Each entry below should be returned exactly as is, with the pictures removed.

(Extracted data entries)
──────────────────────────────

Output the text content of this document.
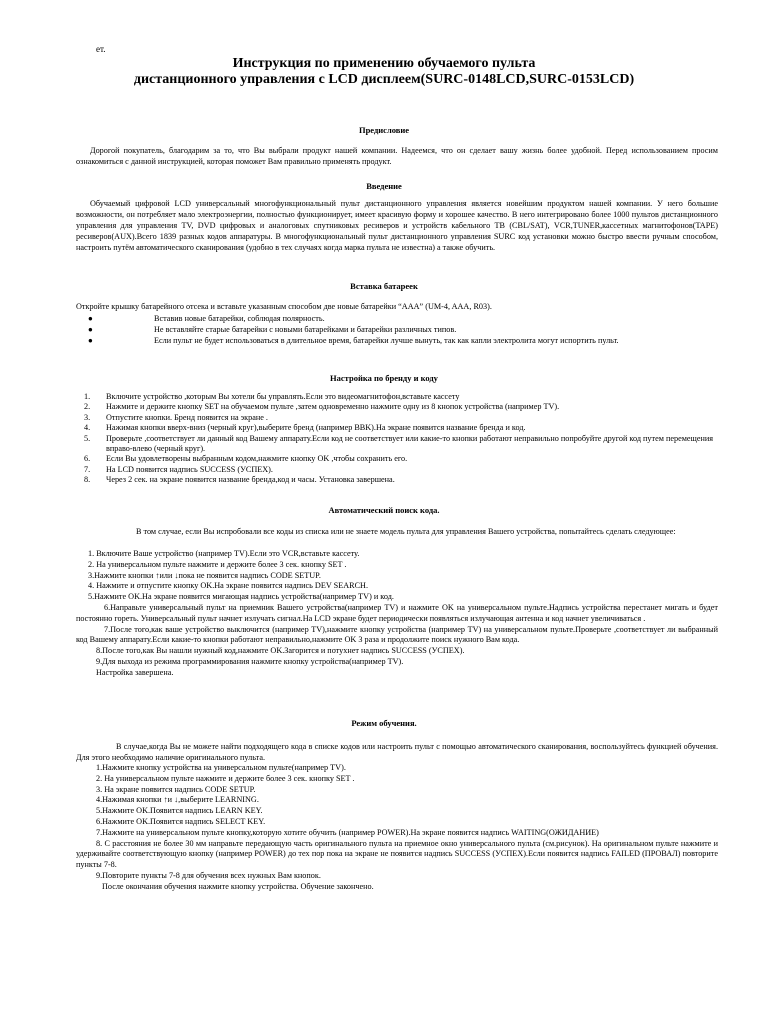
ет.
Инструкция по применению обучаемого пульта
дистанционного управления с LCD дисплеем(SURC-0148LCD,SURC-0153LCD)
Предисловие
Дорогой покупатель, благодарим за то, что Вы выбрали продукт нашей компании. Надеемся, что он сделает вашу жизнь более удобной. Перед использованием просим ознакомиться с данной инструкцией, которая поможет Вам правильно применять продукт.
Введение
Обучаемый цифровой LCD универсальный многофункциональный пульт дистанционного управления является новейшим продуктом нашей компании. У него большие возможности, он потребляет мало электроэнергии, полностью функционирует, имеет красивую форму и хорошее качество. В него интегрировано более 1000 пультов дистанционного управления для управления TV, DVD цифровых и аналоговых спутниковых ресиверов и устройств кабельного ТВ (CBL/SAT), VCR,TUNER,кассетных магнитофонов(TAPE) ресиверов(AUX).Всего 1839 разных кодов аппаратуры. В многофункциональный пульт дистанционного управления SURC код установки можно быстро ввести ручным способом, настроить путём автоматического сканирования (удобно в тех случаях когда марка пульта не известна) а также обучить.
Вставка батареек
Откройте крышку батарейного отсека и вставьте указанным способом две новые батарейки “AAA” (UM-4, AAA, R03).
●	Вставив новые батарейки, соблюдая полярность.
●	Не вставляйте старые батарейки с новыми батарейками и батарейки различных типов.
●	Если пульт не будет использоваться в длительное время, батарейки лучше вынуть, так как капли электролита могут испортить пульт.
Настройка по бренду и коду
1.	Включите устройство ,которым Вы хотели бы управлять.Если это видеомагнитофон,вставьте кассету
2.	Нажмите и держите кнопку SET на обучаемом пульте ,затем одновременно нажмите одну из 8 кнопок устройства (например TV).
3.	Отпустите кнопки. Бренд появится на экране .
4.	Нажимая кнопки вверх-вниз (черный круг),выберите бренд (например BBK).На экране появится название бренда и код.
5.	Проверьте ,соответствует ли данный код Вашему аппарату.Если код не соответствует или какие-то кнопки работают неправильно попробуйте другой код путем перемещения вправо-влево (черный круг).
6.	Если Вы удовлетворены выбранным кодом,нажмите кнопку OK ,чтобы сохранить его.
7.	На LCD появится надпись SUCCESS (УСПЕХ).
8.	Через 2 сек. на экране появится название бренда,код и часы. Установка завершена.
Автоматический поиск кода.
В том случае, если Вы испробовали все коды из списка или не знаете модель пульта для управления Вашего устройства, попытайтесь сделать следующее:
1. Включите Ваше устройство (например TV).Если это VCR,вставьте кассету.
2. На универсальном пульте нажмите и держите более 3 сек. кнопку SET .
3.Нажмите кнопки ↑или ↓пока не появится надпись CODE SETUP.
4. Нажмите и отпустите кнопку OK.На экране появится надпись DEV SEARCH.
5.Нажмите OK.На экране появится мигающая надпись устройства(например TV) и код.
6.Направьте универсальный пульт на приемник Вашего устройства(например TV) и нажмите OK на универсальном пульте.Надпись устройства перестанет мигать и будет постоянно гореть. Универсальный пульт начнет излучать сигнал.На LCD экране будет периодически появляться излучающая антенна и код начнет увеличиваться .
7.После того,как ваше устройство выключится (например TV),нажмите кнопку устройства (например TV) на универсальном пульте.Проверьте ,соответствует ли выбранный код Вашему аппарату.Если какие-то кнопки работают неправильно,нажмите OK 3 раза и продолжите поиск нужного Вам кода.
8.После того,как Вы нашли нужный код,нажмите OK.Загорится и потухнет надпись SUCCESS (УСПЕХ).
9.Для выхода из режима программирования нажмите кнопку устройства(например TV).
Настройка завершена.
Режим обучения.
В случае,когда Вы не можете найти подходящего кода в списке кодов или настроить пульт с помощью автоматического сканирования, воспользуйтесь функцией обучения. Для этого необходимо наличие оригинального пульта.
1.Нажмите кнопку устройства на универсальном пульте(например TV).
2. На универсальном пульте нажмите и держите более 3 сек. кнопку SET .
3. На экране появится надпись CODE SETUP.
4.Нажимая кнопки ↑и ↓,выберите LEARNING.
5.Нажмите OK.Появится надпись LEARN KEY.
6.Нажмите OK.Появится надпись SELECT KEY.
7.Нажмите на универсальном пульте кнопку,которую хотите обучить (например POWER).На экране появится надпись WAITING(ОЖИДАНИЕ)
8. С расстояния не более 30 мм направьте передающую часть оригинального пульта на приемное окно универсального пульта (см.рисунок). На оригинальном пульте нажмите и удерживайте соответствующую кнопку (например POWER) до тех пор пока на экране не появится надпись SUCCESS (УСПЕХ).Если появится надпись FAILED (ПРОВАЛ) повторите пункты 7-8.
9.Повторите пункты 7-8 для обучения всех нужных Вам кнопок.
После окончания обучения нажмите кнопку устройства. Обучение закончено.
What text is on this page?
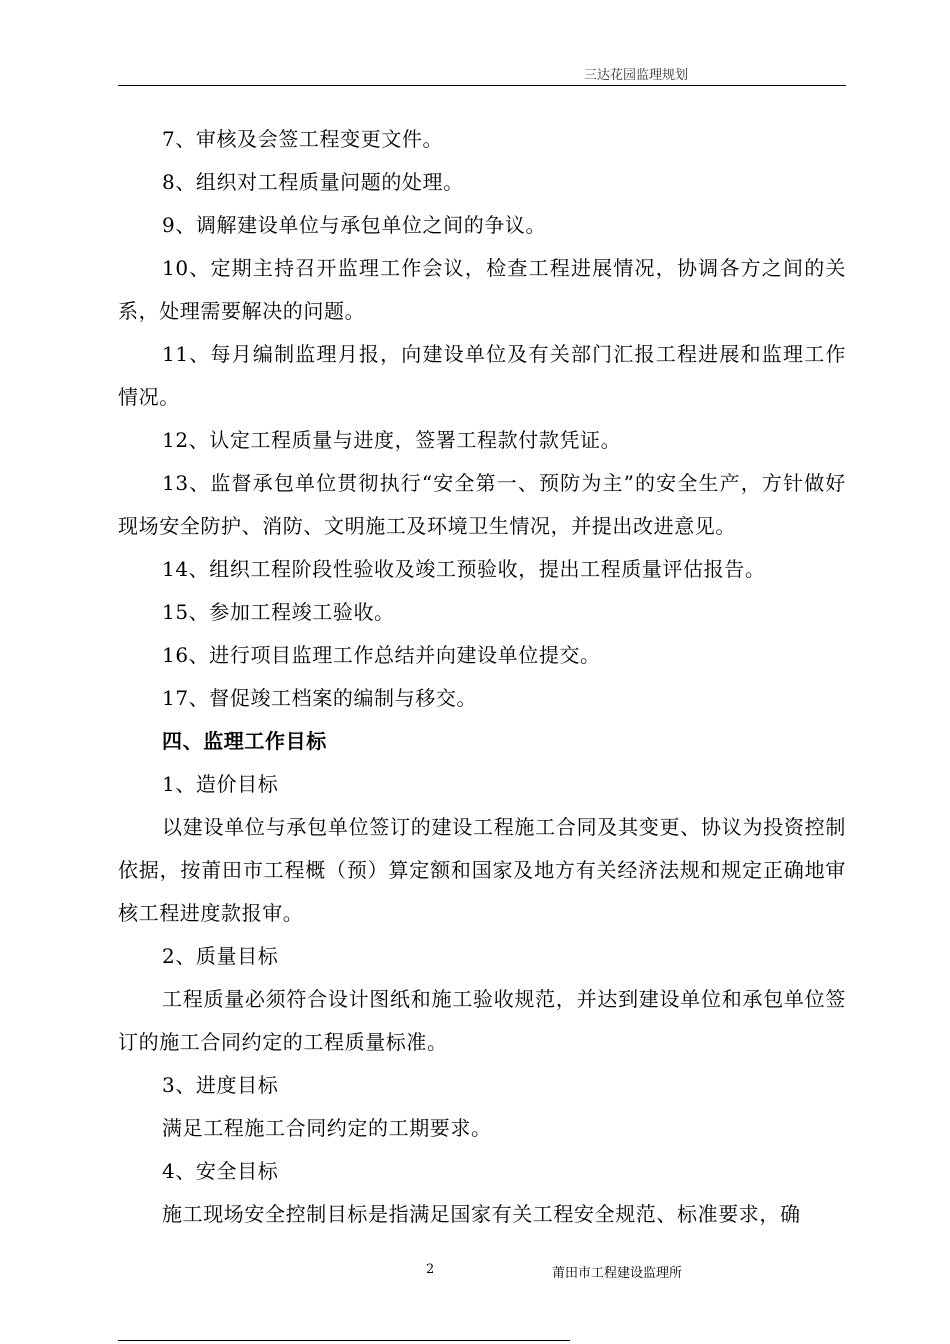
三达花园监理规划

7、审核及会签工程变更文件。

8、组织对工程质量问题的处理。

9、调解建设单位与承包单位之间的争议。

10、定期主持召开监理工作会议，检查工程进展情况，协调各方之间的关系，处理需要解决的问题。

11、每月编制监理月报，向建设单位及有关部门汇报工程进展和监理工作情况。

12、认定工程质量与进度，签署工程款付款凭证。

13、监督承包单位贯彻执行“安全第一、预防为主”的安全生产，方针做好现场安全防护、消防、文明施工及环境卫生情况，并提出改进意见。

14、组织工程阶段性验收及竣工预验收，提出工程质量评估报告。

15、参加工程竣工验收。

16、进行项目监理工作总结并向建设单位提交。

17、督促竣工档案的编制与移交。

四、监理工作目标

1、造价目标

以建设单位与承包单位签订的建设工程施工合同及其变更、协议为投资控制依据，按莆田市工程概（预）算定额和国家及地方有关经济法规和规定正确地审核工程进度款报审。

2、质量目标

工程质量必须符合设计图纸和施工验收规范，并达到建设单位和承包单位签订的施工合同约定的工程质量标准。

3、进度目标

满足工程施工合同约定的工期要求。

4、安全目标

施工现场安全控制目标是指满足国家有关工程安全规范、标准要求，确

2	莆田市工程建设监理所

──────────────────────────────

[Result]
Output the text content of this document.
ет.
Инструкция по применению обучаемого пульта
дистанционного управления с LCD дисплеем(SURC-0148LCD,SURC-0153LCD)
Предисловие
Дорогой покупатель, благодарим за то, что Вы выбрали продукт нашей компании. Надеемся, что он сделает вашу жизнь более удобной. Перед использованием просим ознакомиться с данной инструкцией, которая поможет Вам правильно применять продукт.
Введение
Обучаемый цифровой LCD универсальный многофункциональный пульт дистанционного управления является новейшим продуктом нашей компании. У него большие возможности, он потребляет мало электроэнергии, полностью функционирует, имеет красивую форму и хорошее качество. В него интегрировано более 1000 пультов дистанционного управления для управления TV, DVD цифровых и аналоговых спутниковых ресиверов и устройств кабельного ТВ (CBL/SAT), VCR,TUNER,кассетных магнитофонов(TAPE) ресиверов(AUX).Всего 1839 разных кодов аппаратуры. В многофункциональный пульт дистанционного управления SURC код установки можно быстро ввести ручным способом, настроить путём автоматического сканирования (удобно в тех случаях когда марка пульта не известна) а также обучить.
Вставка батареек
Откройте крышку батарейного отсека и вставьте указанным способом две новые батарейки “AAA” (UM-4, AAA, R03).
●	Вставив новые батарейки, соблюдая полярность.
●	Не вставляйте старые батарейки с новыми батарейками и батарейки различных типов.
●	Если пульт не будет использоваться в длительное время, батарейки лучше вынуть, так как капли электролита могут испортить пульт.
Настройка по бренду и коду
1.	Включите устройство ,которым Вы хотели бы управлять.Если это видеомагнитофон,вставьте кассету
2.	Нажмите и держите кнопку SET на обучаемом пульте ,затем одновременно нажмите одну из 8 кнопок устройства (например TV).
3.	Отпустите кнопки. Бренд появится на экране .
4.	Нажимая кнопки вверх-вниз (черный круг),выберите бренд (например BBK).На экране появится название бренда и код.
5.	Проверьте ,соответствует ли данный код Вашему аппарату.Если код не соответствует или какие-то кнопки работают неправильно попробуйте другой код путем перемещения вправо-влево (черный круг).
6.	Если Вы удовлетворены выбранным кодом,нажмите кнопку OK ,чтобы сохранить его.
7.	На LCD появится надпись SUCCESS (УСПЕХ).
8.	Через 2 сек. на экране появится название бренда,код и часы. Установка завершена.
Автоматический поиск кода.
В том случае, если Вы испробовали все коды из списка или не знаете модель пульта для управления Вашего устройства, попытайтесь сделать следующее:
1. Включите Ваше устройство (например TV).Если это VCR,вставьте кассету.
2. На универсальном пульте нажмите и держите более 3 сек. кнопку SET .
3.Нажмите кнопки ↑или ↓пока не появится надпись CODE SETUP.
4. Нажмите и отпустите кнопку OK.На экране появится надпись DEV SEARCH.
5.Нажмите OK.На экране появится мигающая надпись устройства(например TV) и код.
6.Направьте универсальный пульт на приемник Вашего устройства(например TV) и нажмите OK на универсальном пульте.Надпись устройства перестанет мигать и будет постоянно гореть. Универсальный пульт начнет излучать сигнал.На LCD экране будет периодически появляться излучающая антенна и код начнет увеличиваться .
7.После того,как ваше устройство выключится (например TV),нажмите кнопку устройства (например TV) на универсальном пульте.Проверьте ,соответствует ли выбранный код Вашему аппарату.Если какие-то кнопки работают неправильно,нажмите OK 3 раза и продолжите поиск нужного Вам кода.
8.После того,как Вы нашли нужный код,нажмите OK.Загорится и потухнет надпись SUCCESS (УСПЕХ).
9.Для выхода из режима программирования нажмите кнопку устройства(например TV).
Настройка завершена.
Режим обучения.
В случае,когда Вы не можете найти подходящего кода в списке кодов или настроить пульт с помощью автоматического сканирования, воспользуйтесь функцией обучения. Для этого необходимо наличие оригинального пульта.
1.Нажмите кнопку устройства на универсальном пульте(например TV).
2. На универсальном пульте нажмите и держите более 3 сек. кнопку SET .
3. На экране появится надпись CODE SETUP.
4.Нажимая кнопки ↑и ↓,выберите LEARNING.
5.Нажмите OK.Появится надпись LEARN KEY.
6.Нажмите OK.Появится надпись SELECT KEY.
7.Нажмите на универсальном пульте кнопку,которую хотите обучить (например POWER).На экране появится надпись WAITING(ОЖИДАНИЕ)
8. С расстояния не более 30 мм направьте передающую часть оригинального пульта на приемное окно универсального пульта (см.рисунок). На оригинальном пульте нажмите и удерживайте соответствующую кнопку (например POWER) до тех пор пока на экране не появится надпись SUCCESS (УСПЕХ).Если появится надпись FAILED (ПРОВАЛ) повторите пункты 7-8.
9.Повторите пункты 7-8 для обучения всех нужных Вам кнопок.
После окончания обучения нажмите кнопку устройства. Обучение закончено.
What text is on this page?
三达花园监理规划

7、审核及会签工程变更文件。

8、组织对工程质量问题的处理。

9、调解建设单位与承包单位之间的争议。

10、定期主持召开监理工作会议，检查工程进展情况，协调各方之间的关系，处理需要解决的问题。

11、每月编制监理月报，向建设单位及有关部门汇报工程进展和监理工作情况。

12、认定工程质量与进度，签署工程款付款凭证。

13、监督承包单位贯彻执行“安全第一、预防为主”的安全生产，方针做好现场安全防护、消防、文明施工及环境卫生情况，并提出改进意见。

14、组织工程阶段性验收及竣工预验收，提出工程质量评估报告。

15、参加工程竣工验收。

16、进行项目监理工作总结并向建设单位提交。

17、督促竣工档案的编制与移交。

四、监理工作目标

1、造价目标

以建设单位与承包单位签订的建设工程施工合同及其变更、协议为投资控制依据，按莆田市工程概（预）算定额和国家及地方有关经济法规和规定正确地审核工程进度款报审。

2、质量目标

工程质量必须符合设计图纸和施工验收规范，并达到建设单位和承包单位签订的施工合同约定的工程质量标准。

3、进度目标

满足工程施工合同约定的工期要求。

4、安全目标

施工现场安全控制目标是指满足国家有关工程安全规范、标准要求，确

2	莆田市工程建设监理所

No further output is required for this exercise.